##### Task data

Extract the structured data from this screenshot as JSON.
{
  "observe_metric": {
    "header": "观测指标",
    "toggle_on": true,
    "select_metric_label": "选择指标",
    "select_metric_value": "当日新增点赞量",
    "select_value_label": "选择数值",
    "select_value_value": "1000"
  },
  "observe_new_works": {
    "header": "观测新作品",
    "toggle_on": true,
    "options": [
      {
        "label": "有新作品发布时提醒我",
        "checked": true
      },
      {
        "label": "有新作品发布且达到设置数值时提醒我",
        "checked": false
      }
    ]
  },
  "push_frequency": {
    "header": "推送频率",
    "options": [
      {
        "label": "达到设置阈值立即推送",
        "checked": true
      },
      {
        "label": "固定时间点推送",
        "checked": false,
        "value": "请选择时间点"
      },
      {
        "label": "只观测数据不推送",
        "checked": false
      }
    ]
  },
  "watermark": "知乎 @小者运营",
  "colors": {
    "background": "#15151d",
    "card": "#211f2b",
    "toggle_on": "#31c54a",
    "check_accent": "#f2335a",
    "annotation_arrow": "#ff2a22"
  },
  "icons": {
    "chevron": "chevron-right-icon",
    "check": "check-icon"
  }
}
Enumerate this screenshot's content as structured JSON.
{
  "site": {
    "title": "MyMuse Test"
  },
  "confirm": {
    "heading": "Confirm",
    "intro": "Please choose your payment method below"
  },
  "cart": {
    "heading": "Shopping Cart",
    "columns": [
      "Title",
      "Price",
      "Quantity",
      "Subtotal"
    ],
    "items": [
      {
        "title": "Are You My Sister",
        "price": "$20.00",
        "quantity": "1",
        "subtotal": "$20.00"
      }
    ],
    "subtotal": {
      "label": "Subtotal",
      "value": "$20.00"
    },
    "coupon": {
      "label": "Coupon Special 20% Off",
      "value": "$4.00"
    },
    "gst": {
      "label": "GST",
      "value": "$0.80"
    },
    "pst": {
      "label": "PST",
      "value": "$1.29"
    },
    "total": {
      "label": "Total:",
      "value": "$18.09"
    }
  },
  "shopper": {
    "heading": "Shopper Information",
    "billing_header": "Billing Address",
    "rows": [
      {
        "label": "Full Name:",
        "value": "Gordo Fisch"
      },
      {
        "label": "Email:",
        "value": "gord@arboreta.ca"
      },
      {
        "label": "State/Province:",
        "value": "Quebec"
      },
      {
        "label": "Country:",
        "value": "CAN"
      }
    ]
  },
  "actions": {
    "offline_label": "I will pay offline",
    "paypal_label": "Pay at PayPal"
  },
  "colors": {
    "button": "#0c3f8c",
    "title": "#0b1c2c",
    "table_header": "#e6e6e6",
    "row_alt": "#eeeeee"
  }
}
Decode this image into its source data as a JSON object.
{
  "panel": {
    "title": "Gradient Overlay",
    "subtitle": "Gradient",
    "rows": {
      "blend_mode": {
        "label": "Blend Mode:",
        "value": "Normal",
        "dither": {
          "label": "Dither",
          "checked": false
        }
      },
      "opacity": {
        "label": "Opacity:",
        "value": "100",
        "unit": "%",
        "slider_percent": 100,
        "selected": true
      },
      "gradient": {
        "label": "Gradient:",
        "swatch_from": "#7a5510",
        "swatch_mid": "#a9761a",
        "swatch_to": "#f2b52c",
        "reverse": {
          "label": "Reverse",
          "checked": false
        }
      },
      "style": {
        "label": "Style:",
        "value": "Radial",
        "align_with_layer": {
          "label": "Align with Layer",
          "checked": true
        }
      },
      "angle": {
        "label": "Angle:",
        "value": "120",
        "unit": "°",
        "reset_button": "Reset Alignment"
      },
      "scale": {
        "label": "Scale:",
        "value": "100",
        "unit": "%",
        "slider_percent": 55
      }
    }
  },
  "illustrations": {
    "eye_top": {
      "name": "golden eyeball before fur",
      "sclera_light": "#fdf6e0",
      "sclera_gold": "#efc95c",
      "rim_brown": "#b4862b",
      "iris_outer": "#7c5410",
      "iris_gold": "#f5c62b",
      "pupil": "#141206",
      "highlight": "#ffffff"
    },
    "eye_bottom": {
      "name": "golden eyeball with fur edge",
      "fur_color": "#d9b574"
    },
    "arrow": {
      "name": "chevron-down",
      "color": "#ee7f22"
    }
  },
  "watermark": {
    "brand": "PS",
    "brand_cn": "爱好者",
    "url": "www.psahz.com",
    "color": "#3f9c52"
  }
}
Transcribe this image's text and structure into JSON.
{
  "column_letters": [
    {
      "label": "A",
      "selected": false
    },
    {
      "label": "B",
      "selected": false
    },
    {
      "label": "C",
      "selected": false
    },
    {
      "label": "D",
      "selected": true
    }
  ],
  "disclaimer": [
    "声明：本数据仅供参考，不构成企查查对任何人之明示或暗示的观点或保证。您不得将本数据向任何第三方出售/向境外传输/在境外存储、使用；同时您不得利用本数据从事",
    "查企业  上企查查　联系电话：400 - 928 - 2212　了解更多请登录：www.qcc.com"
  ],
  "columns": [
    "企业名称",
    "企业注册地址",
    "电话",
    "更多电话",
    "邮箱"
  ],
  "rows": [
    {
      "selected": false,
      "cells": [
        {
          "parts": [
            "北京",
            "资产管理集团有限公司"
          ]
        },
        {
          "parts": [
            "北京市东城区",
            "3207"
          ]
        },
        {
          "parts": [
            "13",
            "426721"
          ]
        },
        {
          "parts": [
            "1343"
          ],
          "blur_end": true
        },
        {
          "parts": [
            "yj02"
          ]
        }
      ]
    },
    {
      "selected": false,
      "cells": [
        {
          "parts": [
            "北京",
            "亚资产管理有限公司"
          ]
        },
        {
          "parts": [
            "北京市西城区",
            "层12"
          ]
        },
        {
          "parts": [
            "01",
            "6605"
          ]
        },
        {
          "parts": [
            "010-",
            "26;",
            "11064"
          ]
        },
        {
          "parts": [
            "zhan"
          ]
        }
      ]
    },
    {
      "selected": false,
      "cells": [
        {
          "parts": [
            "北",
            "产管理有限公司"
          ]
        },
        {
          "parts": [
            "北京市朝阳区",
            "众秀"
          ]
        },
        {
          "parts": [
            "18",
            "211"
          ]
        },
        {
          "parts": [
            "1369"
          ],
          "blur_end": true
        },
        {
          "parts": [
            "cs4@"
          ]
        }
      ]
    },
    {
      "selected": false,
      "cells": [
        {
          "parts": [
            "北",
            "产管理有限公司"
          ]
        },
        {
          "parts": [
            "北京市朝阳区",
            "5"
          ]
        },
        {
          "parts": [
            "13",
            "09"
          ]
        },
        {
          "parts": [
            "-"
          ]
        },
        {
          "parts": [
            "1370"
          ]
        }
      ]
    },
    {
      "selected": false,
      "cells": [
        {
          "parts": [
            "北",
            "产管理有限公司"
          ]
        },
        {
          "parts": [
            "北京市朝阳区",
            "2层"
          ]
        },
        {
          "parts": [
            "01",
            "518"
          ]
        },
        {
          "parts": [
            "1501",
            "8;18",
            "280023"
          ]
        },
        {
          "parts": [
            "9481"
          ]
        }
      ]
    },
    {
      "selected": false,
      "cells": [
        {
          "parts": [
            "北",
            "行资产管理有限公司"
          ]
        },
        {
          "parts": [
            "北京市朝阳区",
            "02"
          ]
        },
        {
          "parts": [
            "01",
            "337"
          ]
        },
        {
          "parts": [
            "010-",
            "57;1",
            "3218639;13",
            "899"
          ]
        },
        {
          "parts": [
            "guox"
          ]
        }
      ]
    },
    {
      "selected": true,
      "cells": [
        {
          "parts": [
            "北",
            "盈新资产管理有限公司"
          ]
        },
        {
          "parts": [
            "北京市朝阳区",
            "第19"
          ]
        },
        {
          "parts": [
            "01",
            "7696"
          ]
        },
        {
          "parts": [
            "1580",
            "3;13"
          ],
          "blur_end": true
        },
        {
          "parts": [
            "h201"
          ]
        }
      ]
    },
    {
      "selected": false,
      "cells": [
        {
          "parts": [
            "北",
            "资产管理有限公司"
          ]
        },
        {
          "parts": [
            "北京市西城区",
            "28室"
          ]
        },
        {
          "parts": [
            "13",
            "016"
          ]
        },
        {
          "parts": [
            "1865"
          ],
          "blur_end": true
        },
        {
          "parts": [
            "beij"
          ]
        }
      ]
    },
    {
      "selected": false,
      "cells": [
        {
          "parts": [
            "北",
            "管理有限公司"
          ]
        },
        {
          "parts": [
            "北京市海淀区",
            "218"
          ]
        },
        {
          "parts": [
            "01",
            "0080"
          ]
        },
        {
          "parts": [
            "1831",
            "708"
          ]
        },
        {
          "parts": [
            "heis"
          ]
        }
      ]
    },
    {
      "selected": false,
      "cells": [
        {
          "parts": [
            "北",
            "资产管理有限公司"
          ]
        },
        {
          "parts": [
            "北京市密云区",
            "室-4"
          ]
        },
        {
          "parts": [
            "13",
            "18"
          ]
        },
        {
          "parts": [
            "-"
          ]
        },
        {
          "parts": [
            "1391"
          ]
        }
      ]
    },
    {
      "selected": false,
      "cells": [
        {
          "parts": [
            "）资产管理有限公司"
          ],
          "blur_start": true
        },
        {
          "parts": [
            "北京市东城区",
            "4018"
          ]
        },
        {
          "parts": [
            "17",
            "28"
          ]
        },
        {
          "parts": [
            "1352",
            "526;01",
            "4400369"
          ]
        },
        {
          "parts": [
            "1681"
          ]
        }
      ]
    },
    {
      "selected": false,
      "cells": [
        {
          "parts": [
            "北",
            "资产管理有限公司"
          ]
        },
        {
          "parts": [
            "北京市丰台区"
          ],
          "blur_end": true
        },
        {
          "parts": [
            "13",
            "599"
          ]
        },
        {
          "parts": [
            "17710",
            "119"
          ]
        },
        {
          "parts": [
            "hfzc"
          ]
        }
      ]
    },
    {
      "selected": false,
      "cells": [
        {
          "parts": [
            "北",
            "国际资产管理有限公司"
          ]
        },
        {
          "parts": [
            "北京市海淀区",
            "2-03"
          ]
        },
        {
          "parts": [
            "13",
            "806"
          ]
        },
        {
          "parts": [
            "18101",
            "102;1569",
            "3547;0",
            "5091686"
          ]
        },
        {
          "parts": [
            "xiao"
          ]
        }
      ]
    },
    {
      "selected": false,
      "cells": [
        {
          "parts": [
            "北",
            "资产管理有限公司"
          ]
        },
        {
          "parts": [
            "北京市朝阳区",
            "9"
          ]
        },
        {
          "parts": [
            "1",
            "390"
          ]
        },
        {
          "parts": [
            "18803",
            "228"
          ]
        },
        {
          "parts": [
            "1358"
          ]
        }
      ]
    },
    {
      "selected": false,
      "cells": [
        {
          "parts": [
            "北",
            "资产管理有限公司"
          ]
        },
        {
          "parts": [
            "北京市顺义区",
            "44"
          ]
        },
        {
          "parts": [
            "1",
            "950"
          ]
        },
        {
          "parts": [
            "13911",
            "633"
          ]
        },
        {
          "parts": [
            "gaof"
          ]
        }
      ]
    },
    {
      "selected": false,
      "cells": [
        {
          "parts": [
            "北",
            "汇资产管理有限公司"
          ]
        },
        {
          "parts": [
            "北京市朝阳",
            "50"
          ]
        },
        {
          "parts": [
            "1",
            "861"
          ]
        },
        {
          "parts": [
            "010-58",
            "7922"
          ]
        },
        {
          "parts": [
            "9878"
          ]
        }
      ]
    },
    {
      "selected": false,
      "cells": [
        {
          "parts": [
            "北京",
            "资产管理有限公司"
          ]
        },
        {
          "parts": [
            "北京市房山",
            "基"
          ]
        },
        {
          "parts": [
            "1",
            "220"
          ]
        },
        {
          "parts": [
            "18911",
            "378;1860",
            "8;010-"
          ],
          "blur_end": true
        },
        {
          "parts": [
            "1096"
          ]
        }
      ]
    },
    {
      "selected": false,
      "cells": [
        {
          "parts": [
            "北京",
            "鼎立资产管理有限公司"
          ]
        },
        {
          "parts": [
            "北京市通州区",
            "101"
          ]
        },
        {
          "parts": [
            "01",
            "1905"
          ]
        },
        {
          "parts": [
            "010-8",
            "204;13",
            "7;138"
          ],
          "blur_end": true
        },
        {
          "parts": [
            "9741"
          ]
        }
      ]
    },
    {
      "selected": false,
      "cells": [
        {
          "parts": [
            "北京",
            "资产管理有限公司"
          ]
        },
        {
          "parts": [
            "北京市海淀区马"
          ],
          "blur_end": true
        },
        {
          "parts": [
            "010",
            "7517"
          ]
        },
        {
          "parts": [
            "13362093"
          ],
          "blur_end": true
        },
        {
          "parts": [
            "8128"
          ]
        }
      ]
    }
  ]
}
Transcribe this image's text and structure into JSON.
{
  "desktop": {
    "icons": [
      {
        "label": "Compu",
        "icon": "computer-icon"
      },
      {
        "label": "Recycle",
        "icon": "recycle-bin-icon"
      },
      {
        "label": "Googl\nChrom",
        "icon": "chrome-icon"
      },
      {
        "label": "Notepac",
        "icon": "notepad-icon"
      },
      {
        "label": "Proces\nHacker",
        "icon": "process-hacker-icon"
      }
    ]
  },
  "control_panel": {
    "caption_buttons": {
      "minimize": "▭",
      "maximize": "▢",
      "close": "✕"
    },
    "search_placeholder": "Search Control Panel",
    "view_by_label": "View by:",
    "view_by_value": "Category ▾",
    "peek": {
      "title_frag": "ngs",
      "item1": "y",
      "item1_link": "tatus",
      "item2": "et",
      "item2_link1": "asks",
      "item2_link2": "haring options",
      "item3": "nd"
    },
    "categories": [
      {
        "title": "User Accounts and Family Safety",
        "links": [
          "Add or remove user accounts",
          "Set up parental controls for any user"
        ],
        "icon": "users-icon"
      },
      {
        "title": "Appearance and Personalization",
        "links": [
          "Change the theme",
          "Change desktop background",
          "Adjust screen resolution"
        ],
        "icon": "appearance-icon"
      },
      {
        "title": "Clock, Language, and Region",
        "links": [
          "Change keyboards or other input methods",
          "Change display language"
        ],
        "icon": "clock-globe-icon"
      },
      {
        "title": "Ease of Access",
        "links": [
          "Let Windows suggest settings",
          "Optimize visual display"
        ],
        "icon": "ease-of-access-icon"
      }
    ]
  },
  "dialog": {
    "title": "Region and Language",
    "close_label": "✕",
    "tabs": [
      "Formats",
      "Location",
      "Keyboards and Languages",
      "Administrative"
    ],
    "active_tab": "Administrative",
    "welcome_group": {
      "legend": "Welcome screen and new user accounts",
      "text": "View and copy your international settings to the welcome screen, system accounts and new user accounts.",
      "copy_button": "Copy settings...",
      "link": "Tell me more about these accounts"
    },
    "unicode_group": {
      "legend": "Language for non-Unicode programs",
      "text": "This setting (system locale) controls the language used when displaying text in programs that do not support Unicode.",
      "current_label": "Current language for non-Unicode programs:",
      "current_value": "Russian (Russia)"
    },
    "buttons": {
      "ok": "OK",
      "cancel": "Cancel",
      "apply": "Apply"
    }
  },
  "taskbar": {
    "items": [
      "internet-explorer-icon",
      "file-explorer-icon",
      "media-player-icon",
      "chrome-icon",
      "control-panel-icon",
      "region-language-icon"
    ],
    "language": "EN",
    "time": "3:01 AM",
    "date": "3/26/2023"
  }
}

##########

Exercise description: Copy every line that includes the string "JSON" from the material above.

Response to this task:
Extract the structured data from this screenshot as JSON.
Enumerate this screenshot's content as structured JSON.
Decode this image into its source data as a JSON object.
Transcribe this image's text and structure into JSON.
Transcribe this image's text and structure into JSON.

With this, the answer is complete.